Selected extract

# Small bandsaw mod to cut steel



## bazmak (Nov 5, 2015)

I have a small bandsaw that i used for cutting timber up to 3" thick
Now i used it more for cutting metal,will cut up to 70mm thick alum
and 25mm brass with ease but too fast for steel.The blades i was using are cheap quality from the local hardware store and touching steel just took the edge right off.I found a new supplier and twoo blades were ordered,cheaper and better quality.The invoice stated they were suitale for cutting steel but at a recommended speed of 300fpm.My machine had a speed of 2300fpm
I read a post by Brian Rupnow where he had added extra drive pulleys to his bandsaw to reduce the cutting speed.Could i do the something similar ?
the 150w motor ran at 1450rpm from a 17t pulley to a plastic 26t pulley fitted to the 240mm dia blade wheel.I checked and decided that although very tight i could squeeze in an additional idle pulley.I made 3 new pulleys 15t,40t and 48t
The existing 17t was modded and repositioned on the motor shaft,the 15 and 40t were bolted together with a roller brg and fitted on a new idler shaft
the 48t pulley was bolted to the blade wheel.I bought a new 65t belt and reused the existing.Very tight and tricky.
Result motor 1450rpm x17/40 = 616rpm
616 x 15/48 = 193 rpm=475 fpm still a touch fast but works well
Cuts thru 12 thk steel plt slowly but with ease.Ok for alum and brass
and still ok for timber,slower but much more torque,no bogging down aS YET


----------



## toolznthings (Nov 5, 2015)

Nice job on the conversion !

Brian


----------



## Ken I (Nov 6, 2015)

I have the same bandsaw and have been wondering about modifying it for some time.

In fact a while ago I posted a question.

Question answered - now to get my A in G and make the mods.

Thanks for the post.

Regards,
             Ken


----------



## Chiptosser (Nov 6, 2015)

What make and model of bandsaw did you modify?


----------



## Brian Rupnow (Nov 6, 2015)

Good stuff Bazmac!!!  I really like your non-slip pulleys.----Brian


----------



## bazmak (Nov 6, 2015)

the existing drive was with a toothed belt.Std section 9mm wide x 5mm pitch
I ground a simple single point tool as shown.The sizes were determined by
physical constraints and ease of the homemade deviding head,using the existing belt and a new one the same size gave me ctres etc that would just fit
Quite surprising how easy it was to make the the simple timing pulleys
Would be ideal to replace gears/sprockets etc on models
 The bandsaw is a simple Draper 10" model that i brought from the UK Works well for its size.Any cheap model from the local hardware store would work well for $100 or so.Its main benefit for me as i have mentioned before is 
its light weight,i just pick it up and use/store it where i want.Now only time will tell,i need to get cutting steel and see how long the blades last,torque seems much better and no bogging down.It seems a bit tight at the moment,if the belts dont stretch a tad i will have to look at reducing the tension.Speeds may seem a little high but thats no load speed so will be lower when cutting
First impressions on cutting 12mm mild stell were very good


----------



## Brian Rupnow (Nov 6, 2015)

I was told by the people who make metal cutting bandsaw blades that the minimum diameter they would recommend for bi-metal blades  on a bandsaw to be 14" wheels.  They said that any smaller diameter than that causes premature blade failure. I have no idea as to whether or not this is so, but there seems to be about a zillion horizontal swing arm and portable bandsaws out there with much smaller wheels.---Brian


----------



## bazmak (Nov 6, 2015)

Exercises
a) Which usernames posted in the bandsaw thread? List each one once.
b) Can you condense the paragraph of the bandsaw thread that begins "I was told by the people" into a short list that keeps its main facts?
c) Could you give the stretch of the bandsaw thread from "I have the same" through "make the mods." again, renaming "mods" to "modifications"?
The material has no connection to the bandsaw thread.

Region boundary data
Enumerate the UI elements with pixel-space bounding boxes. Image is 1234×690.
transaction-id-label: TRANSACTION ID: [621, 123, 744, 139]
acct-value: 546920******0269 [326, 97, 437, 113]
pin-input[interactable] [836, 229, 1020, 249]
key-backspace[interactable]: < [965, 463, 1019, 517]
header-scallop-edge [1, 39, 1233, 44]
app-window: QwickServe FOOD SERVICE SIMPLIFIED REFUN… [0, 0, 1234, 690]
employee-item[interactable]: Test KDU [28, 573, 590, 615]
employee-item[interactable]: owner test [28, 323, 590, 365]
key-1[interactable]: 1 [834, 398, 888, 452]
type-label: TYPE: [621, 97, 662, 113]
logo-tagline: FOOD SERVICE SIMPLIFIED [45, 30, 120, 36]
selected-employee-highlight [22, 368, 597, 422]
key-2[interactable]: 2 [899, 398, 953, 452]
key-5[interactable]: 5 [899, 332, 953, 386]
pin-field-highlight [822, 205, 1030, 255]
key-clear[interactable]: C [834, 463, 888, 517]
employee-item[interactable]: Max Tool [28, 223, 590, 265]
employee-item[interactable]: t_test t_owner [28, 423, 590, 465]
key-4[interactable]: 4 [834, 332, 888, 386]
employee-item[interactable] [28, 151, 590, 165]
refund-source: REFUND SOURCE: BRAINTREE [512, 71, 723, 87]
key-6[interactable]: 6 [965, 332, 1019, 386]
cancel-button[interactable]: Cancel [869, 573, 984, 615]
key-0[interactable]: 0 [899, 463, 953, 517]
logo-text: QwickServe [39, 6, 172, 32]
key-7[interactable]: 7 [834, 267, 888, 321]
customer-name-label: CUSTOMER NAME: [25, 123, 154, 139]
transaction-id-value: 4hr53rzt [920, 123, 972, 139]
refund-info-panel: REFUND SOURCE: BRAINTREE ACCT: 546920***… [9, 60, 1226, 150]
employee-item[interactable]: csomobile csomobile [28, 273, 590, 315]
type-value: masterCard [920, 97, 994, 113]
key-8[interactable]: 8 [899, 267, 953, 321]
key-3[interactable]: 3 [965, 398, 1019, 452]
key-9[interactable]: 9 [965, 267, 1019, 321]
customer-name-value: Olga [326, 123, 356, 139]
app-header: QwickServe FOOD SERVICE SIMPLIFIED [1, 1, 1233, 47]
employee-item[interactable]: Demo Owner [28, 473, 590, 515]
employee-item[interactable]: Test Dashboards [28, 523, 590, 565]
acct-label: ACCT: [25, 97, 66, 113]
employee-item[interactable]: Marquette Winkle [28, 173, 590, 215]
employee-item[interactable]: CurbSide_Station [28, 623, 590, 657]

Outputs by task
a) bazmak, toolznthings, Ken I, Chiptosser, Brian Rupnow

b)
- Makers of metal-cutting bandsaw blades recommend 14" wheels as the minimum for bi-metal blades.
- They say smaller wheels cause premature blade failure.
- The poster doesn't know whether this is true.
- Many horizontal swing arm and portable bandsaws have much smaller wheels.

c)
I have the same bandsaw and have been wondering about modifying it for some time.

In fact a while ago I posted a question.

Question answered - now to get my A in G and make the modifications.